Records about charts and figures:
--- BEGIN ---

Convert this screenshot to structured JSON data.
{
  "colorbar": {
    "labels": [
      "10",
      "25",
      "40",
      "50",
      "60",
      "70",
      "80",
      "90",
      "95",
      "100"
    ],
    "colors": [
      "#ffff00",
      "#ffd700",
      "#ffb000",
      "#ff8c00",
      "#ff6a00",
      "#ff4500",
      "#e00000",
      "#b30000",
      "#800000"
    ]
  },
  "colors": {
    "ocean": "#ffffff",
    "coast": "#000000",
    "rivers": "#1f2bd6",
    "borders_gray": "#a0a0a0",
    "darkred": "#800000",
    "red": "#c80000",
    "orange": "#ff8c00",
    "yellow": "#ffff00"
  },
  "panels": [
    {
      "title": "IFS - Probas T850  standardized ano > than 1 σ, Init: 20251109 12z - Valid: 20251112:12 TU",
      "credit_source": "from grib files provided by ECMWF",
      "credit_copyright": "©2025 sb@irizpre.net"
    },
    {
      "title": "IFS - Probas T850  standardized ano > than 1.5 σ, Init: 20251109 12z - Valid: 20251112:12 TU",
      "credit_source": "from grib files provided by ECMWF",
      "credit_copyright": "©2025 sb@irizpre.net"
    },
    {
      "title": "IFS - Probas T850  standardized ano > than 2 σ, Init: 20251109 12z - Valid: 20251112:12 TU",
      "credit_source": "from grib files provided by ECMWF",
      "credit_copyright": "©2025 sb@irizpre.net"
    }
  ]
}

--- END ---

Exercise goal:
Every entry needs to be retyped exactly.

Written response:
Convert this screenshot to structured JSON data.
{
  "colorbar": {
    "labels": [
      "10",
      "25",
      "40",
      "50",
      "60",
      "70",
      "80",
      "90",
      "95",
      "100"
    ],
    "colors": [
      "#ffff00",
      "#ffd700",
      "#ffb000",
      "#ff8c00",
      "#ff6a00",
      "#ff4500",
      "#e00000",
      "#b30000",
      "#800000"
    ]
  },
  "colors": {
    "ocean": "#ffffff",
    "coast": "#000000",
    "rivers": "#1f2bd6",
    "borders_gray": "#a0a0a0",
    "darkred": "#800000",
    "red": "#c80000",
    "orange": "#ff8c00",
    "yellow": "#ffff00"
  },
  "panels": [
    {
      "title": "IFS - Probas T850  standardized ano > than 1 σ, Init: 20251109 12z - Valid: 20251112:12 TU",
      "credit_source": "from grib files provided by ECMWF",
      "credit_copyright": "©2025 sb@irizpre.net"
    },
    {
      "title": "IFS - Probas T850  standardized ano > than 1.5 σ, Init: 20251109 12z - Valid: 20251112:12 TU",
      "credit_source": "from grib files provided by ECMWF",
      "credit_copyright": "©2025 sb@irizpre.net"
    },
    {
      "title": "IFS - Probas T850  standardized ano > than 2 σ, Init: 20251109 12z - Valid: 20251112:12 TU",
      "credit_source": "from grib files provided by ECMWF",
      "credit_copyright": "©2025 sb@irizpre.net"
    }
  ]
}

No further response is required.